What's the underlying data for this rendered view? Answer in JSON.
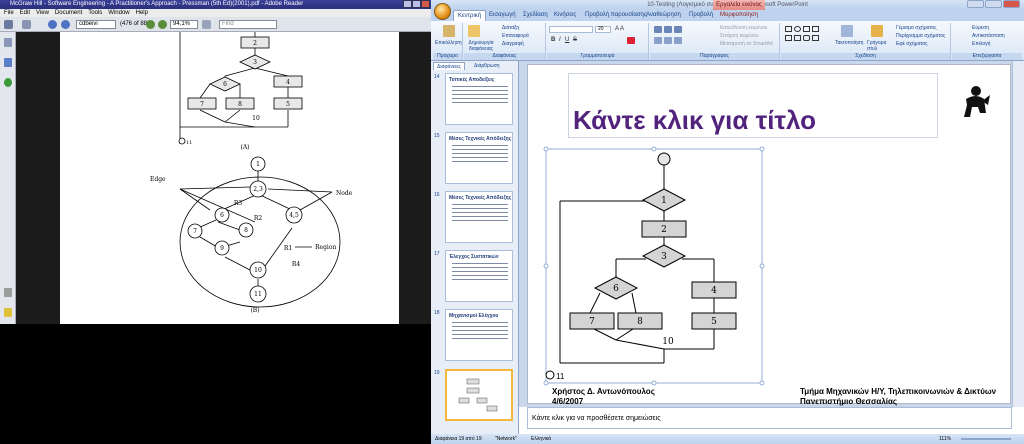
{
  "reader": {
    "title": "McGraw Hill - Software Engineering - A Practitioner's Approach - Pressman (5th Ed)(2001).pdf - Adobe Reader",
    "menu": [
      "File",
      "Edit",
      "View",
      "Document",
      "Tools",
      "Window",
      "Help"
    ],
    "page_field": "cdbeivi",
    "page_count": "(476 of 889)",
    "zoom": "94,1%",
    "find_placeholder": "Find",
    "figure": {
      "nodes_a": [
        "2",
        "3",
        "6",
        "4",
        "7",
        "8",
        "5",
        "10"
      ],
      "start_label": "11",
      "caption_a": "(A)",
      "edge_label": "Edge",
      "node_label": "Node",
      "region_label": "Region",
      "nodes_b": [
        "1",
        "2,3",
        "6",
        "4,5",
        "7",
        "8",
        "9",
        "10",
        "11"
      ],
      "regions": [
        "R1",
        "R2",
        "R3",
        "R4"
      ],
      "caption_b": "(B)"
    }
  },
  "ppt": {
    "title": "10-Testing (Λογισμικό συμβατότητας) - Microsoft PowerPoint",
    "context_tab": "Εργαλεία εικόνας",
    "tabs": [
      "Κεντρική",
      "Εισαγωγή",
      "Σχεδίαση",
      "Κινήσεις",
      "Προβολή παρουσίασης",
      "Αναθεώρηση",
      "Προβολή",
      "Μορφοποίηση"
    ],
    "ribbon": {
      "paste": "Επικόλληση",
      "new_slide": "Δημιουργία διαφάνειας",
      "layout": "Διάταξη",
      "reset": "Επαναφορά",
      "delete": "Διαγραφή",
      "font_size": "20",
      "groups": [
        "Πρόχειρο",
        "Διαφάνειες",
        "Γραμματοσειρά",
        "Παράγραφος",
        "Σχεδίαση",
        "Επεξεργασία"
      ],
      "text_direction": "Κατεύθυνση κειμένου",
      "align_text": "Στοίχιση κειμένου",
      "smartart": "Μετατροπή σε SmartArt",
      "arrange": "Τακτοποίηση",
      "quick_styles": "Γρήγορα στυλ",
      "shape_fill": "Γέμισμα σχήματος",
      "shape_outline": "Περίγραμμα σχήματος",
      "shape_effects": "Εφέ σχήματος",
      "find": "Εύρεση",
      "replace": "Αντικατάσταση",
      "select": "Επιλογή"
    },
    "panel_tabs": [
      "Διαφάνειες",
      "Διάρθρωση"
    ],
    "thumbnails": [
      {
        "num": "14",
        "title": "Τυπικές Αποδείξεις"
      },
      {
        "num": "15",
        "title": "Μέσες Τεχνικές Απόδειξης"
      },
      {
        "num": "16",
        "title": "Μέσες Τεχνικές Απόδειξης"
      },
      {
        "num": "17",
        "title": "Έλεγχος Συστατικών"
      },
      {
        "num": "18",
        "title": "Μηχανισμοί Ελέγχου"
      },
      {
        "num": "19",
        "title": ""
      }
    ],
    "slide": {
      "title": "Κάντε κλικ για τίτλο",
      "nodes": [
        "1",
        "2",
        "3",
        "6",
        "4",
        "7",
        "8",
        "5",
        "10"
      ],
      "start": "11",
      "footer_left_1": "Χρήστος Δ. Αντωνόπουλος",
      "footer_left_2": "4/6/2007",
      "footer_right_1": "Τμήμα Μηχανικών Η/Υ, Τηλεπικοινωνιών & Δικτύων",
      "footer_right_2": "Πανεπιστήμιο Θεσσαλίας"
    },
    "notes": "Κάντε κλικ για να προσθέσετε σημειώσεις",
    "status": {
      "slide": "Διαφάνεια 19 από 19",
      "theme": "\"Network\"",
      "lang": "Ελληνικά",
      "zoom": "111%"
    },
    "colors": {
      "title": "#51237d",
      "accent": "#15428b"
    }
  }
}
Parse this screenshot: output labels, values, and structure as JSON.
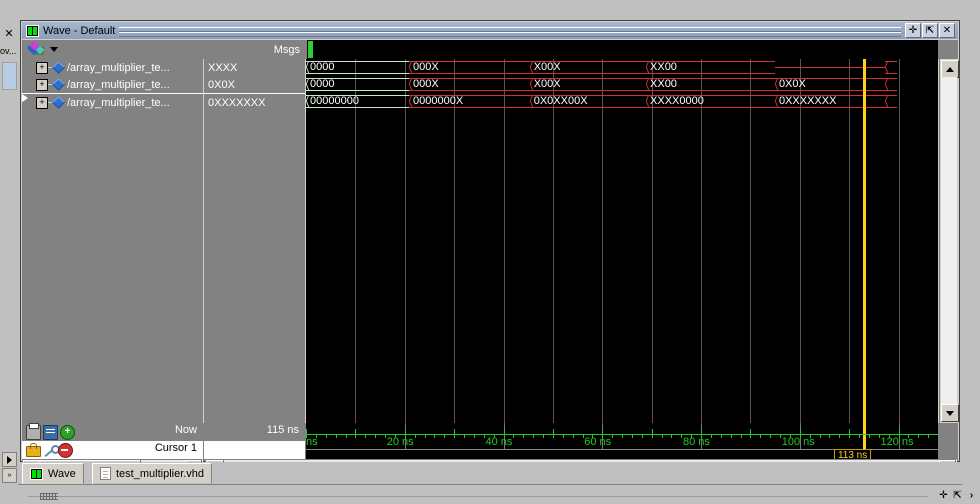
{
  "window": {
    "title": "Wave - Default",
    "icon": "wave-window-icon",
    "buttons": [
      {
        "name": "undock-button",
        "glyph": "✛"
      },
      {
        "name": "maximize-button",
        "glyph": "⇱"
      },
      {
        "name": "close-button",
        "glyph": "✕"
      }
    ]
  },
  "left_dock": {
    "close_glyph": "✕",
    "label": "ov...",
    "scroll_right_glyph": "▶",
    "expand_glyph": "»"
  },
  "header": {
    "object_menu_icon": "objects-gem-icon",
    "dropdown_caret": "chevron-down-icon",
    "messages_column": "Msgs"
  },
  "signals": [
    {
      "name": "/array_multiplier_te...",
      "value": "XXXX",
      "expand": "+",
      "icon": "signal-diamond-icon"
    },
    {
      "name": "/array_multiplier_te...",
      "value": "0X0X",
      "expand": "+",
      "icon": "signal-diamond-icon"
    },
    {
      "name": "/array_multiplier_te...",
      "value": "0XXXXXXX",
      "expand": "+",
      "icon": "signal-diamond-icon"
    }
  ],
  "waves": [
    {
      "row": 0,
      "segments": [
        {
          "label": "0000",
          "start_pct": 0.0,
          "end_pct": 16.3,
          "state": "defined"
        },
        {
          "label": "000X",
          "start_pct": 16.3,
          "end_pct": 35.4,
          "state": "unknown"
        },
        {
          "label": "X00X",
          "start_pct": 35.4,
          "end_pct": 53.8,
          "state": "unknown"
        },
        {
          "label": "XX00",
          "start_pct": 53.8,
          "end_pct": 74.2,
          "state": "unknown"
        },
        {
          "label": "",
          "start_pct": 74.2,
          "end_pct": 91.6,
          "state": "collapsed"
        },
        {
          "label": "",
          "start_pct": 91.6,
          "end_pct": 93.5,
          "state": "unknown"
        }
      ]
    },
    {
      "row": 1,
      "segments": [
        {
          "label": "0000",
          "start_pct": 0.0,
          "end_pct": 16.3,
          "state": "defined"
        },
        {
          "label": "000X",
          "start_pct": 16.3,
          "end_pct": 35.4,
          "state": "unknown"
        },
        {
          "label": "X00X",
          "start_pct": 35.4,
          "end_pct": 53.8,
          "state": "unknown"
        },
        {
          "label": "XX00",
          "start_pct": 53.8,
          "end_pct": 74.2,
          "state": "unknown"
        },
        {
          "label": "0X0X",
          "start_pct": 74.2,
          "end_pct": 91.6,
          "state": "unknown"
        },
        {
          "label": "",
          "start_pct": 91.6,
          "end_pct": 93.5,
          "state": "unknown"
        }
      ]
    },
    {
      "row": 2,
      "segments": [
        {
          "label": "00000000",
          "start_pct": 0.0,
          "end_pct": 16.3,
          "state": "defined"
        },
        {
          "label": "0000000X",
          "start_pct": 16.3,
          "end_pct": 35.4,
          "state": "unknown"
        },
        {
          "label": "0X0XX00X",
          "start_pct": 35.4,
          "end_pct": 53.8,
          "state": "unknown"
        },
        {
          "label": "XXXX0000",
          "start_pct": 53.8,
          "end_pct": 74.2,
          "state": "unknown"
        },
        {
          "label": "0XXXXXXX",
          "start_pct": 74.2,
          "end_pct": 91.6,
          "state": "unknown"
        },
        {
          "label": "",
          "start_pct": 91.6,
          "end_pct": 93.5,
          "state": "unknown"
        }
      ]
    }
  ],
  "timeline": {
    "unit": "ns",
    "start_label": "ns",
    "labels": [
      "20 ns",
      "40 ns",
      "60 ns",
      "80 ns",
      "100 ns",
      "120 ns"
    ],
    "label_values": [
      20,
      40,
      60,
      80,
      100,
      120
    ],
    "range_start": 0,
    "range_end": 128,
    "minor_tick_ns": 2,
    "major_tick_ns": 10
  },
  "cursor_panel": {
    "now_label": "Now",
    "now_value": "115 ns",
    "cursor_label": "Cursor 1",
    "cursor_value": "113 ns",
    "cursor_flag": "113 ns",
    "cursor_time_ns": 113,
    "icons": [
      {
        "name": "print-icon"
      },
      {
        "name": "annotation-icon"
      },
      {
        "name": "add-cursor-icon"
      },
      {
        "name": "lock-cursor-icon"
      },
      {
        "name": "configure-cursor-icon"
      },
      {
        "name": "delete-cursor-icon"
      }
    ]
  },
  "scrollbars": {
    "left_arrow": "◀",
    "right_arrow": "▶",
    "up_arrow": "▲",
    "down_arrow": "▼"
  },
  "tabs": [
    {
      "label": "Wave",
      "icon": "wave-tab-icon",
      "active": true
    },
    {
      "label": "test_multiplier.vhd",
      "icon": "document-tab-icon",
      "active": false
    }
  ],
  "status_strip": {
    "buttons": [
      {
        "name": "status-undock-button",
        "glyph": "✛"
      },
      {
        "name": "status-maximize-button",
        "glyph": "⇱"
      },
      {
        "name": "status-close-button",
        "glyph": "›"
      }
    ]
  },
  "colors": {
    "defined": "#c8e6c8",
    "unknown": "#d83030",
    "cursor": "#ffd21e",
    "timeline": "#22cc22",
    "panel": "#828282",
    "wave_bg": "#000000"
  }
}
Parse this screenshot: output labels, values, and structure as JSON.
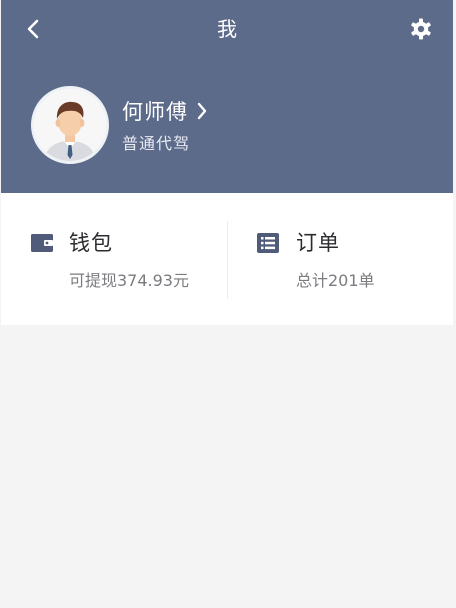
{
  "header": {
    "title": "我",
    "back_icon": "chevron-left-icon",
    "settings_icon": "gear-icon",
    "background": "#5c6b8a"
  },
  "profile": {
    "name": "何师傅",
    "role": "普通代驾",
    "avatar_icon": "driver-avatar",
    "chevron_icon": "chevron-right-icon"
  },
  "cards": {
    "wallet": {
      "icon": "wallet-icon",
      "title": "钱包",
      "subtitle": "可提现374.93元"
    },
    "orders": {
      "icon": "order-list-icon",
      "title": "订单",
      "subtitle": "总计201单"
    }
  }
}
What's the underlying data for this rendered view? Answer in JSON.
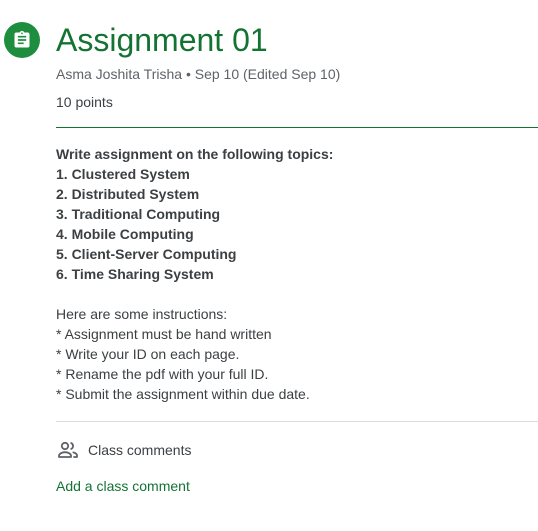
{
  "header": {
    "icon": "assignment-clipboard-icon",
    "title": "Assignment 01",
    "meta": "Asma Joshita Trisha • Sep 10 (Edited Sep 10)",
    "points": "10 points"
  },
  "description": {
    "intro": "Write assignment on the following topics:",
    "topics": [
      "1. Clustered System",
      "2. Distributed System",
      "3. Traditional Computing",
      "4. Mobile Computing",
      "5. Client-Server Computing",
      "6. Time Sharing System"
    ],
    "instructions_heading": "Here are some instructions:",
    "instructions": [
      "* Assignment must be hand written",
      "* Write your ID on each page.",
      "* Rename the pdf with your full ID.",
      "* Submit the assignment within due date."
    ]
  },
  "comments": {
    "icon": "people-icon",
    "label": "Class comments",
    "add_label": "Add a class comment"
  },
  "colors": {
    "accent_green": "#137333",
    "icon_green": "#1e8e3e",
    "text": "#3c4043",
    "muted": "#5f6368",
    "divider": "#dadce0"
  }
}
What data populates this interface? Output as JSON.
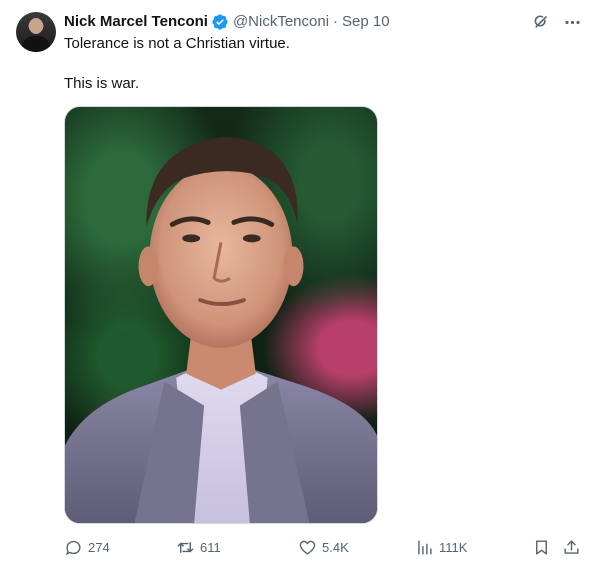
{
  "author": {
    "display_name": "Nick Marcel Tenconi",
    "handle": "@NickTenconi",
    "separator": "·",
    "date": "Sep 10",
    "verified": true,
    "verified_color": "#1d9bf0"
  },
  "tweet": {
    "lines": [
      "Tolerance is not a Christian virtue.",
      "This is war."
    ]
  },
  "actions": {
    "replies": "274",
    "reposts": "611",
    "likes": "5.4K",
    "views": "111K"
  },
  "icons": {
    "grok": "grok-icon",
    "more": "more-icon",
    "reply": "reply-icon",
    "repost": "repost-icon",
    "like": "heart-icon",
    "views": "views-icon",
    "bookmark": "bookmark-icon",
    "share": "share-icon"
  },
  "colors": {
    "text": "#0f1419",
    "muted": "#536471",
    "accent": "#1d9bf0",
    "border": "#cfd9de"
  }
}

- _What is required_: Exactly as they appear, repeat the lines from the one containing "What data populates" through the last line of the entries, counting both ends. Pictures stay out.

- _Answer to this problem_:
What data populates this interface? Output as JSON.
{
  "author": {
    "display_name": "Nick Marcel Tenconi",
    "handle": "@NickTenconi",
    "separator": "·",
    "date": "Sep 10",
    "verified": true,
    "verified_color": "#1d9bf0"
  },
  "tweet": {
    "lines": [
      "Tolerance is not a Christian virtue.",
      "This is war."
    ]
  },
  "actions": {
    "replies": "274",
    "reposts": "611",
    "likes": "5.4K",
    "views": "111K"
  },
  "icons": {
    "grok": "grok-icon",
    "more": "more-icon",
    "reply": "reply-icon",
    "repost": "repost-icon",
    "like": "heart-icon",
    "views": "views-icon",
    "bookmark": "bookmark-icon",
    "share": "share-icon"
  },
  "colors": {
    "text": "#0f1419",
    "muted": "#536471",
    "accent": "#1d9bf0",
    "border": "#cfd9de"
  }
}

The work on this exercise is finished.